__Task requirements__
Give only the number of lines in the data that include the string "JSON".

==*==

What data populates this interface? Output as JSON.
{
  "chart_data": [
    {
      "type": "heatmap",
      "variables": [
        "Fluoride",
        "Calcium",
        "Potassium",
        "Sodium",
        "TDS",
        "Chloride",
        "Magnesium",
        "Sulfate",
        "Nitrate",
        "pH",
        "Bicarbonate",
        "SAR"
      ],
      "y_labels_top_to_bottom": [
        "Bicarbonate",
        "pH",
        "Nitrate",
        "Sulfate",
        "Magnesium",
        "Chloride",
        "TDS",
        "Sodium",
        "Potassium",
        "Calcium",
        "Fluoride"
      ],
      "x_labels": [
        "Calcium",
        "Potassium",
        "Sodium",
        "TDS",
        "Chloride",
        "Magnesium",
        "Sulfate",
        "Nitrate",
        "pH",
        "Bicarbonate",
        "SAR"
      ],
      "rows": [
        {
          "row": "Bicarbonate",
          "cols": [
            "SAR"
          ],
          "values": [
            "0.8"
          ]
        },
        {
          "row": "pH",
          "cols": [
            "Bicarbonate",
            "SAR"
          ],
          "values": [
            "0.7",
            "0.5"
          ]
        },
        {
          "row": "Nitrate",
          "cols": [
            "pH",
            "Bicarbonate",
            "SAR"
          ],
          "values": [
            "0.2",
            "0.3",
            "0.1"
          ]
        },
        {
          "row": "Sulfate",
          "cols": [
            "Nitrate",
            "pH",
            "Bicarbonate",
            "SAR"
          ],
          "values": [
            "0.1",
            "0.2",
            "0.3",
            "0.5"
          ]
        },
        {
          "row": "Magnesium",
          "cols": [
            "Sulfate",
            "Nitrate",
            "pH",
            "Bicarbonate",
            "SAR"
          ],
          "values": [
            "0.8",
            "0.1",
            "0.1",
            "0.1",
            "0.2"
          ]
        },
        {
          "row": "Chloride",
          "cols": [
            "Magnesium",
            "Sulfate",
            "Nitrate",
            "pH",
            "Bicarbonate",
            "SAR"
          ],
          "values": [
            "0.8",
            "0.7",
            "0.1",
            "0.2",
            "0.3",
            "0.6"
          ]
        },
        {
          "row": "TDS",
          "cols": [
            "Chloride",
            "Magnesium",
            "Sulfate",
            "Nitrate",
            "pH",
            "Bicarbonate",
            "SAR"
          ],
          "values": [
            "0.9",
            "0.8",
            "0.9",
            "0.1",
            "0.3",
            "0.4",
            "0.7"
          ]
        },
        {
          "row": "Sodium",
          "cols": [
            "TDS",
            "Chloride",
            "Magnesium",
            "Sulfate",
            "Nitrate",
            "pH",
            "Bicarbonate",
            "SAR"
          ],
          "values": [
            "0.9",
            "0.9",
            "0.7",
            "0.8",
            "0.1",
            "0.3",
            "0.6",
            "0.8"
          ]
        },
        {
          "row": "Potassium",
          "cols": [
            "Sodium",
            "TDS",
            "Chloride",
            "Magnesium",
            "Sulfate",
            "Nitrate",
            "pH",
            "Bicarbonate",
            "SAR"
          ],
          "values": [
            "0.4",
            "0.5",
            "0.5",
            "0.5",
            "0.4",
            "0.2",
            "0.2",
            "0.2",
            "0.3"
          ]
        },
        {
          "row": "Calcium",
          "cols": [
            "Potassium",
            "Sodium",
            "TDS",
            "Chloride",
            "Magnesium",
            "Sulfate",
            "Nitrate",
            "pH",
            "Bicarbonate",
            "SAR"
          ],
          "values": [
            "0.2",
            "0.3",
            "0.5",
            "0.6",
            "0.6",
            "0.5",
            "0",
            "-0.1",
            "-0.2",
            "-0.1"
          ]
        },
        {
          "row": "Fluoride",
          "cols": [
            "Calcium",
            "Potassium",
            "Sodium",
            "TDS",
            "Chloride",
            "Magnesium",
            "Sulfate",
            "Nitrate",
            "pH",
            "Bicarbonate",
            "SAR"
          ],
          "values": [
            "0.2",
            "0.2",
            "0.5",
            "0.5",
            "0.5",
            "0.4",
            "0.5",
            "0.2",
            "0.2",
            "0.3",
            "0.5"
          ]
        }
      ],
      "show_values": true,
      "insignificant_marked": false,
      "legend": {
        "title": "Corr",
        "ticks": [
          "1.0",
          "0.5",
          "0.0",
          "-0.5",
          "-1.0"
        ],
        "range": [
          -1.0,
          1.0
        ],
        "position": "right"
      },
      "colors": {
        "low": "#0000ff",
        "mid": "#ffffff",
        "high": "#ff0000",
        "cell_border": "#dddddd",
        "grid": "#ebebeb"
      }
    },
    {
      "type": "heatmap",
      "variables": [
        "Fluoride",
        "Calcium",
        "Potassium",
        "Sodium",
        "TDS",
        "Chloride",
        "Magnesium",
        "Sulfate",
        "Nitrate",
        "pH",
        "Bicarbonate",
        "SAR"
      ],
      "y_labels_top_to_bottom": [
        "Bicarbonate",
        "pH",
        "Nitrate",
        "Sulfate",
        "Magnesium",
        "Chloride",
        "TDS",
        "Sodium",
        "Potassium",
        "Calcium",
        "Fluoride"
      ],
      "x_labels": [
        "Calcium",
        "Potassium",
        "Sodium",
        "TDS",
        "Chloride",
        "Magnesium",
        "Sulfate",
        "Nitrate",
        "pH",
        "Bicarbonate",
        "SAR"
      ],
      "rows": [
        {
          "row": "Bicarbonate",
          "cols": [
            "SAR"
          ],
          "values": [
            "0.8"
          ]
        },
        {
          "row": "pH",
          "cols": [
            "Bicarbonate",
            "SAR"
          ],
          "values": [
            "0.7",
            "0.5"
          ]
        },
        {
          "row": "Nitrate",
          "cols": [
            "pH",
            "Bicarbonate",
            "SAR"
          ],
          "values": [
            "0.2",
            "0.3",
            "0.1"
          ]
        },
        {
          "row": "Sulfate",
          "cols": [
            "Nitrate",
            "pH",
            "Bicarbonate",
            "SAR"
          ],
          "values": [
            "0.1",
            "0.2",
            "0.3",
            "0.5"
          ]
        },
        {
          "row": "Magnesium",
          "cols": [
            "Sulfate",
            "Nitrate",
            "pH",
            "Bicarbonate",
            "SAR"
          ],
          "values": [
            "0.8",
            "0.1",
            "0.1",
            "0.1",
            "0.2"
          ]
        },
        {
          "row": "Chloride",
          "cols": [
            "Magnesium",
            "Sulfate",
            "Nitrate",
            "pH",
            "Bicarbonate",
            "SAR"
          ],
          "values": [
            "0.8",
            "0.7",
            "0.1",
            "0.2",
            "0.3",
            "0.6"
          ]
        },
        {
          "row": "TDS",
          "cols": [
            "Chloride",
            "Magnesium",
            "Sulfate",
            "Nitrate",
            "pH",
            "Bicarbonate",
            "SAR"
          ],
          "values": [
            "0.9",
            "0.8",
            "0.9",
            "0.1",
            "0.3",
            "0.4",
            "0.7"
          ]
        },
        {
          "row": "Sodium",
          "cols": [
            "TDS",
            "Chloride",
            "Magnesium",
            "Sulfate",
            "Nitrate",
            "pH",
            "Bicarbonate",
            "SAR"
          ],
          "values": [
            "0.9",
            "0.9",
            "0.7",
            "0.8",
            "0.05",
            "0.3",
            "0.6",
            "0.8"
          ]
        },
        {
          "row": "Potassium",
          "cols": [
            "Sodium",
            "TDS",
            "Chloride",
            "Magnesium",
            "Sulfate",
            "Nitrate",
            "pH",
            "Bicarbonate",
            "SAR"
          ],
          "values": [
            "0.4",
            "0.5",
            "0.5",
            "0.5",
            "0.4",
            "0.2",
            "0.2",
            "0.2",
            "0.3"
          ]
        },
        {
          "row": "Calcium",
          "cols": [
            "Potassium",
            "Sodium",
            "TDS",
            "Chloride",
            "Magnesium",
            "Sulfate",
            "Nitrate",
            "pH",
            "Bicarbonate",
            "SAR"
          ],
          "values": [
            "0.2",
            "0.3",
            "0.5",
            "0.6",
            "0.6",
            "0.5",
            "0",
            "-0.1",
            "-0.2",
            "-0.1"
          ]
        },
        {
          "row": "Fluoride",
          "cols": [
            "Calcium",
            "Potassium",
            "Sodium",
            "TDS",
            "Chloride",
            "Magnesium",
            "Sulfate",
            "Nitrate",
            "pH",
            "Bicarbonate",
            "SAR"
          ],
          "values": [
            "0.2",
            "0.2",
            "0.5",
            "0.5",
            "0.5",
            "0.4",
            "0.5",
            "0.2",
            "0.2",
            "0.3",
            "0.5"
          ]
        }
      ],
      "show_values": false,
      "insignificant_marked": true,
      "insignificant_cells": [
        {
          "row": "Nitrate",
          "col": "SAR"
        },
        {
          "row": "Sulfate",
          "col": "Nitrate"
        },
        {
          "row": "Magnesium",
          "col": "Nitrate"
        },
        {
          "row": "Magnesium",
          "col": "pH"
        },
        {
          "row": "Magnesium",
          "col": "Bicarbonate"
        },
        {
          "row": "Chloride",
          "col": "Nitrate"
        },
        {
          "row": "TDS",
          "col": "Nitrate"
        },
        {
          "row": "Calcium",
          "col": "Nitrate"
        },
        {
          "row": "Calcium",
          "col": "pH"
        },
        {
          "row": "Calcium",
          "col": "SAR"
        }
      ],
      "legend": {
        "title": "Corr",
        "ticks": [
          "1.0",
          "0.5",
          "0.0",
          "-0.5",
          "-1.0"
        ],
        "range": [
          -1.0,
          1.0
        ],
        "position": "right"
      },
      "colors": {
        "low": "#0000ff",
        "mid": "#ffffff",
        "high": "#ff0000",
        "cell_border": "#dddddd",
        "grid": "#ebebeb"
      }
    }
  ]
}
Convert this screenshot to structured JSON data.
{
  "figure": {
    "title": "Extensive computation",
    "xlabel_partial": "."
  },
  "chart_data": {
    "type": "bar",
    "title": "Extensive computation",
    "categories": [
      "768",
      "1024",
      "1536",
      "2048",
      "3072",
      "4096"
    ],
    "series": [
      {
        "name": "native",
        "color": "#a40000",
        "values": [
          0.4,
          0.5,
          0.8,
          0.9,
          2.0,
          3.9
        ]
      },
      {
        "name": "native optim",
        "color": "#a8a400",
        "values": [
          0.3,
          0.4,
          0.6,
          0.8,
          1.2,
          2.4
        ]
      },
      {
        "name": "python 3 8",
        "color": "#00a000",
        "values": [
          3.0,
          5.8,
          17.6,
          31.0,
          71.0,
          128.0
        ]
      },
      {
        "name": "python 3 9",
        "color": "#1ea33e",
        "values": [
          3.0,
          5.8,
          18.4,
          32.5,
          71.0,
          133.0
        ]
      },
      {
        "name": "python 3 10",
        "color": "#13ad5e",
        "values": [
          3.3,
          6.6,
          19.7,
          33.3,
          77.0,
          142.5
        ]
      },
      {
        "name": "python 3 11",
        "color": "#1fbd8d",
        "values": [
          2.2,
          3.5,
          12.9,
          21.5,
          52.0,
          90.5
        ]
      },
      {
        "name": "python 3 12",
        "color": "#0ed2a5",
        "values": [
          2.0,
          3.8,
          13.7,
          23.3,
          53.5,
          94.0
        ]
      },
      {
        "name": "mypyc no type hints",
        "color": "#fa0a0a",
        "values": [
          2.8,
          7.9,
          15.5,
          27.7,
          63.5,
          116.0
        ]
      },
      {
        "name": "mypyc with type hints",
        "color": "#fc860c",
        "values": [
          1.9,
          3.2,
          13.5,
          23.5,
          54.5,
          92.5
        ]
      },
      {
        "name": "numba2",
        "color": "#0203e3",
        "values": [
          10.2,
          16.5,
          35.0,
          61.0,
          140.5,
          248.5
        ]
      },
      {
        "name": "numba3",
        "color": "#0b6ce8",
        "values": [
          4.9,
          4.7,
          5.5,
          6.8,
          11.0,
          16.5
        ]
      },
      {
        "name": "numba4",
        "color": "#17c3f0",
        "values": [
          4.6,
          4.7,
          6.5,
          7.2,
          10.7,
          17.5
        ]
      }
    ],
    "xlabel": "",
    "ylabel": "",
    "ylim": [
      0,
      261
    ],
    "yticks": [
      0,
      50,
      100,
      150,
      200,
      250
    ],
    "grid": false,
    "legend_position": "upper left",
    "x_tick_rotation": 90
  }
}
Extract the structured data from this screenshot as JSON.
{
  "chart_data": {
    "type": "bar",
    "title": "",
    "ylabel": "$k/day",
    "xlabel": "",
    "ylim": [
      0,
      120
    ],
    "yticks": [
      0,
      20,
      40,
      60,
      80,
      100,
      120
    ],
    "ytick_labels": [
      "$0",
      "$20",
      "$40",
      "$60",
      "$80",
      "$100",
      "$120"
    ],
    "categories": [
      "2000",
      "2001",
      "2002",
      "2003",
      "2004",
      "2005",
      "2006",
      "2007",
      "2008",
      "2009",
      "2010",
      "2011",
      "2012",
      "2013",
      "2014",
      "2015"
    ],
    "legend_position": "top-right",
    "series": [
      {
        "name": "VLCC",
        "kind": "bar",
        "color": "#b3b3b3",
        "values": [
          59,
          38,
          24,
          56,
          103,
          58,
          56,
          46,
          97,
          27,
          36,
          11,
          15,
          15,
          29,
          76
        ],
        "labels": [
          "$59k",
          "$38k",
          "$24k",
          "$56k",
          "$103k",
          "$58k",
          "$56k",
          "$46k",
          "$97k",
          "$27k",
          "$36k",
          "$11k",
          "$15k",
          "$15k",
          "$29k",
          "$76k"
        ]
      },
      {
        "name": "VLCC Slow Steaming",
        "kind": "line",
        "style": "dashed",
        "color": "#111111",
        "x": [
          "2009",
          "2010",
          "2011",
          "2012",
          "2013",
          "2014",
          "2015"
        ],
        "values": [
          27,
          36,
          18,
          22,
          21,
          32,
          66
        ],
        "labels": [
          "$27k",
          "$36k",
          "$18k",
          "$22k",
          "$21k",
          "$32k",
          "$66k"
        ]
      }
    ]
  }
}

==*==

__Response to this exercise__
3